Set task =
Identify every line in the records below that contains the word "estratégico", and copy each of those lines.
▽
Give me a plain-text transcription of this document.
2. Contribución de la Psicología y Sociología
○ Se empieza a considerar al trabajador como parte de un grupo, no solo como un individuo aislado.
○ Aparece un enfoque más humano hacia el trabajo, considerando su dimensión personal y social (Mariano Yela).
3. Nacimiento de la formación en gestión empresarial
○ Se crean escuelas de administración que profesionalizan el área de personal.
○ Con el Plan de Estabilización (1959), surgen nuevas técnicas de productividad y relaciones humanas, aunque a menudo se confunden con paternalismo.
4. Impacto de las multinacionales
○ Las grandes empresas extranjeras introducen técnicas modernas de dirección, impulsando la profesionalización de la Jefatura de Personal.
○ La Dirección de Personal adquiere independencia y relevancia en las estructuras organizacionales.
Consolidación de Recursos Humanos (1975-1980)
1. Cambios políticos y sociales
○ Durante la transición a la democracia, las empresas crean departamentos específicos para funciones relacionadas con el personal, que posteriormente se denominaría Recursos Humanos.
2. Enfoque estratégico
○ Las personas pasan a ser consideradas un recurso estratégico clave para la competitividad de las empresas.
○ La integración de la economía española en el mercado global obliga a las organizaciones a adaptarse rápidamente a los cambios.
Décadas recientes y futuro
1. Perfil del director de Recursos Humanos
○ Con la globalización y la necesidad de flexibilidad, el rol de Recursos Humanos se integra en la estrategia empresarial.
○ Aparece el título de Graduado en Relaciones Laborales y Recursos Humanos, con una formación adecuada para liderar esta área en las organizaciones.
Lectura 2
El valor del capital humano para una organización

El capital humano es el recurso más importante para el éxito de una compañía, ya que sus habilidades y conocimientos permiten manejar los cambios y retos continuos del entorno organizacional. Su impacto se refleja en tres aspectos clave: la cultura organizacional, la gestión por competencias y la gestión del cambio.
△
Task solution =
2. Enfoque estratégico
○ Las personas pasan a ser consideradas un recurso estratégico clave para la competitividad de las empresas.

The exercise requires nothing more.